#### [Data for this task]
______________________________

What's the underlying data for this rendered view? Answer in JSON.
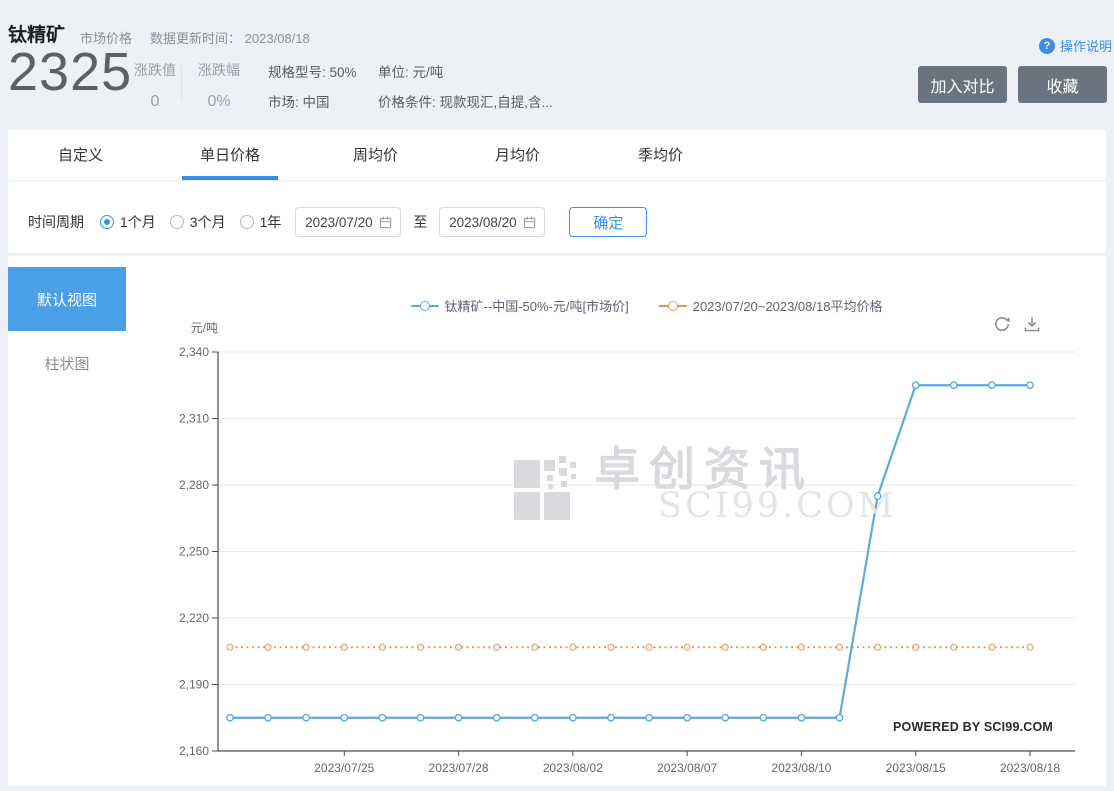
{
  "page": {
    "bg": "#edf1f6",
    "accent": "#3a8ee6"
  },
  "header": {
    "title": "钛精矿",
    "subtitle": "市场价格",
    "update_label": "数据更新时间：",
    "update_date": "2023/08/18",
    "price": "2325",
    "change_value_label": "涨跌值",
    "change_value": "0",
    "change_pct_label": "涨跌幅",
    "change_pct": "0%",
    "spec": "规格型号: 50%",
    "market": "市场: 中国",
    "unit": "单位: 元/吨",
    "condition": "价格条件: 现款现汇,自提,含...",
    "help_label": "操作说明",
    "help_icon": "?",
    "compare_button": "加入对比",
    "favorite_button": "收藏"
  },
  "tabs": [
    {
      "label": "自定义",
      "active": false
    },
    {
      "label": "单日价格",
      "active": true
    },
    {
      "label": "周均价",
      "active": false
    },
    {
      "label": "月均价",
      "active": false
    },
    {
      "label": "季均价",
      "active": false
    }
  ],
  "filter": {
    "period_label": "时间周期",
    "options": [
      {
        "label": "1个月",
        "selected": true
      },
      {
        "label": "3个月",
        "selected": false
      },
      {
        "label": "1年",
        "selected": false
      }
    ],
    "date_from": "2023/07/20",
    "to_label": "至",
    "date_to": "2023/08/20",
    "confirm_label": "确定"
  },
  "sidebar": {
    "items": [
      {
        "label": "默认视图",
        "active": true
      },
      {
        "label": "柱状图",
        "active": false
      }
    ]
  },
  "watermark": {
    "line1": "卓创资讯",
    "line2": "SCI99.COM"
  },
  "powered_by": "POWERED BY SCI99.COM",
  "chart_data": {
    "type": "line",
    "title": "",
    "xlabel": "",
    "ylabel": "元/吨",
    "ylim": [
      2160,
      2340
    ],
    "ytick_step": 30,
    "yticks": [
      2160,
      2190,
      2220,
      2250,
      2280,
      2310,
      2340
    ],
    "grid": true,
    "legend_position": "top",
    "categories": [
      "2023/07/20",
      "2023/07/21",
      "2023/07/24",
      "2023/07/25",
      "2023/07/26",
      "2023/07/27",
      "2023/07/28",
      "2023/07/31",
      "2023/08/01",
      "2023/08/02",
      "2023/08/03",
      "2023/08/04",
      "2023/08/07",
      "2023/08/08",
      "2023/08/09",
      "2023/08/10",
      "2023/08/11",
      "2023/08/14",
      "2023/08/15",
      "2023/08/16",
      "2023/08/17",
      "2023/08/18"
    ],
    "xticks": [
      {
        "index": 3,
        "label": "2023/07/25"
      },
      {
        "index": 6,
        "label": "2023/07/28"
      },
      {
        "index": 9,
        "label": "2023/08/02"
      },
      {
        "index": 12,
        "label": "2023/08/07"
      },
      {
        "index": 15,
        "label": "2023/08/10"
      },
      {
        "index": 18,
        "label": "2023/08/15"
      },
      {
        "index": 21,
        "label": "2023/08/18"
      }
    ],
    "series": [
      {
        "name": "钛精矿--中国-50%-元/吨[市场价]",
        "type": "line",
        "color": "#5dabd8",
        "values": [
          2175,
          2175,
          2175,
          2175,
          2175,
          2175,
          2175,
          2175,
          2175,
          2175,
          2175,
          2175,
          2175,
          2175,
          2175,
          2175,
          2175,
          2275,
          2325,
          2325,
          2325,
          2325
        ]
      },
      {
        "name": "2023/07/20~2023/08/18平均价格",
        "type": "average-line",
        "style": "dotted",
        "color": "#de9560",
        "value": 2206.8
      }
    ]
  }
}
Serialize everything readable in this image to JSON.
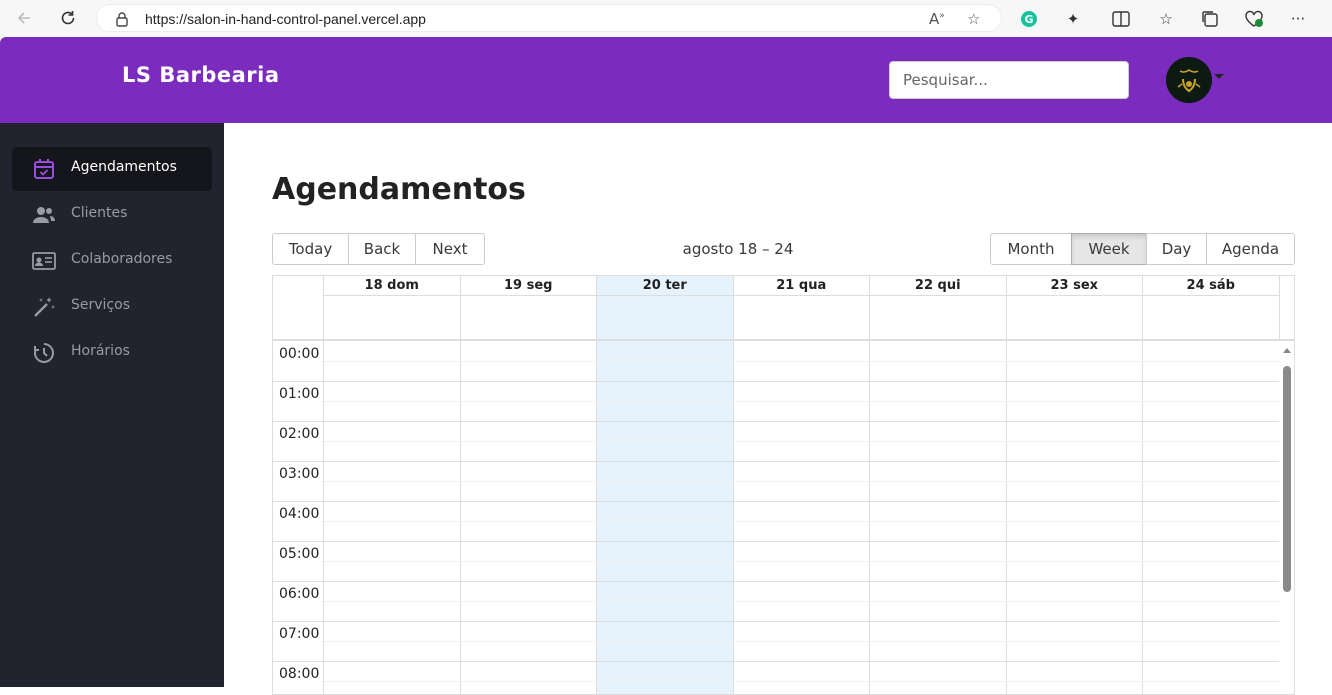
{
  "browser": {
    "url": "https://salon-in-hand-control-panel.vercel.app"
  },
  "header": {
    "brand": "LS Barbearia",
    "search_placeholder": "Pesquisar..."
  },
  "sidebar": {
    "items": [
      {
        "label": "Agendamentos",
        "icon": "calendar-check-icon",
        "active": true
      },
      {
        "label": "Clientes",
        "icon": "users-icon",
        "active": false
      },
      {
        "label": "Colaboradores",
        "icon": "id-card-icon",
        "active": false
      },
      {
        "label": "Serviços",
        "icon": "magic-wand-icon",
        "active": false
      },
      {
        "label": "Horários",
        "icon": "clock-history-icon",
        "active": false
      }
    ]
  },
  "main": {
    "title": "Agendamentos",
    "nav_buttons": [
      "Today",
      "Back",
      "Next"
    ],
    "range_label": "agosto 18 – 24",
    "view_buttons": [
      "Month",
      "Week",
      "Day",
      "Agenda"
    ],
    "active_view": "Week",
    "days": [
      "18 dom",
      "19 seg",
      "20 ter",
      "21 qua",
      "22 qui",
      "23 sex",
      "24 sáb"
    ],
    "today_index": 2,
    "times": [
      "00:00",
      "01:00",
      "02:00",
      "03:00",
      "04:00",
      "05:00",
      "06:00",
      "07:00",
      "08:00"
    ]
  },
  "colors": {
    "brand_purple": "#7b2cbf",
    "sidebar_bg": "#22232e",
    "today_highlight": "#e6f3fd"
  }
}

______________________________

#### [Problem to solve]
Copy the records exactly. Skip the pictures.

#### [Response to the task]
What's the underlying data for this rendered view? Answer in JSON.
{
  "page": {
    "bg": "#edf1f6",
    "accent": "#3a8ee6"
  },
  "header": {
    "title": "钛精矿",
    "subtitle": "市场价格",
    "update_label": "数据更新时间：",
    "update_date": "2023/08/18",
    "price": "2325",
    "change_value_label": "涨跌值",
    "change_value": "0",
    "change_pct_label": "涨跌幅",
    "change_pct": "0%",
    "spec": "规格型号: 50%",
    "market": "市场: 中国",
    "unit": "单位: 元/吨",
    "condition": "价格条件: 现款现汇,自提,含...",
    "help_label": "操作说明",
    "help_icon": "?",
    "compare_button": "加入对比",
    "favorite_button": "收藏"
  },
  "tabs": [
    {
      "label": "自定义",
      "active": false
    },
    {
      "label": "单日价格",
      "active": true
    },
    {
      "label": "周均价",
      "active": false
    },
    {
      "label": "月均价",
      "active": false
    },
    {
      "label": "季均价",
      "active": false
    }
  ],
  "filter": {
    "period_label": "时间周期",
    "options": [
      {
        "label": "1个月",
        "selected": true
      },
      {
        "label": "3个月",
        "selected": false
      },
      {
        "label": "1年",
        "selected": false
      }
    ],
    "date_from": "2023/07/20",
    "to_label": "至",
    "date_to": "2023/08/20",
    "confirm_label": "确定"
  },
  "sidebar": {
    "items": [
      {
        "label": "默认视图",
        "active": true
      },
      {
        "label": "柱状图",
        "active": false
      }
    ]
  },
  "watermark": {
    "line1": "卓创资讯",
    "line2": "SCI99.COM"
  },
  "powered_by": "POWERED BY SCI99.COM",
  "chart_data": {
    "type": "line",
    "title": "",
    "xlabel": "",
    "ylabel": "元/吨",
    "ylim": [
      2160,
      2340
    ],
    "ytick_step": 30,
    "yticks": [
      2160,
      2190,
      2220,
      2250,
      2280,
      2310,
      2340
    ],
    "grid": true,
    "legend_position": "top",
    "categories": [
      "2023/07/20",
      "2023/07/21",
      "2023/07/24",
      "2023/07/25",
      "2023/07/26",
      "2023/07/27",
      "2023/07/28",
      "2023/07/31",
      "2023/08/01",
      "2023/08/02",
      "2023/08/03",
      "2023/08/04",
      "2023/08/07",
      "2023/08/08",
      "2023/08/09",
      "2023/08/10",
      "2023/08/11",
      "2023/08/14",
      "2023/08/15",
      "2023/08/16",
      "2023/08/17",
      "2023/08/18"
    ],
    "xticks": [
      {
        "index": 3,
        "label": "2023/07/25"
      },
      {
        "index": 6,
        "label": "2023/07/28"
      },
      {
        "index": 9,
        "label": "2023/08/02"
      },
      {
        "index": 12,
        "label": "2023/08/07"
      },
      {
        "index": 15,
        "label": "2023/08/10"
      },
      {
        "index": 18,
        "label": "2023/08/15"
      },
      {
        "index": 21,
        "label": "2023/08/18"
      }
    ],
    "series": [
      {
        "name": "钛精矿--中国-50%-元/吨[市场价]",
        "type": "line",
        "color": "#5dabd8",
        "values": [
          2175,
          2175,
          2175,
          2175,
          2175,
          2175,
          2175,
          2175,
          2175,
          2175,
          2175,
          2175,
          2175,
          2175,
          2175,
          2175,
          2175,
          2275,
          2325,
          2325,
          2325,
          2325
        ]
      },
      {
        "name": "2023/07/20~2023/08/18平均价格",
        "type": "average-line",
        "style": "dotted",
        "color": "#de9560",
        "value": 2206.8
      }
    ]
  }
}
Serialize everything readable in this image to JSON.
{
  "browser": {
    "url": "https://salon-in-hand-control-panel.vercel.app"
  },
  "header": {
    "brand": "LS Barbearia",
    "search_placeholder": "Pesquisar..."
  },
  "sidebar": {
    "items": [
      {
        "label": "Agendamentos",
        "icon": "calendar-check-icon",
        "active": true
      },
      {
        "label": "Clientes",
        "icon": "users-icon",
        "active": false
      },
      {
        "label": "Colaboradores",
        "icon": "id-card-icon",
        "active": false
      },
      {
        "label": "Serviços",
        "icon": "magic-wand-icon",
        "active": false
      },
      {
        "label": "Horários",
        "icon": "clock-history-icon",
        "active": false
      }
    ]
  },
  "main": {
    "title": "Agendamentos",
    "nav_buttons": [
      "Today",
      "Back",
      "Next"
    ],
    "range_label": "agosto 18 – 24",
    "view_buttons": [
      "Month",
      "Week",
      "Day",
      "Agenda"
    ],
    "active_view": "Week",
    "days": [
      "18 dom",
      "19 seg",
      "20 ter",
      "21 qua",
      "22 qui",
      "23 sex",
      "24 sáb"
    ],
    "today_index": 2,
    "times": [
      "00:00",
      "01:00",
      "02:00",
      "03:00",
      "04:00",
      "05:00",
      "06:00",
      "07:00",
      "08:00"
    ]
  },
  "colors": {
    "brand_purple": "#7b2cbf",
    "sidebar_bg": "#22232e",
    "today_highlight": "#e6f3fd"
  }
}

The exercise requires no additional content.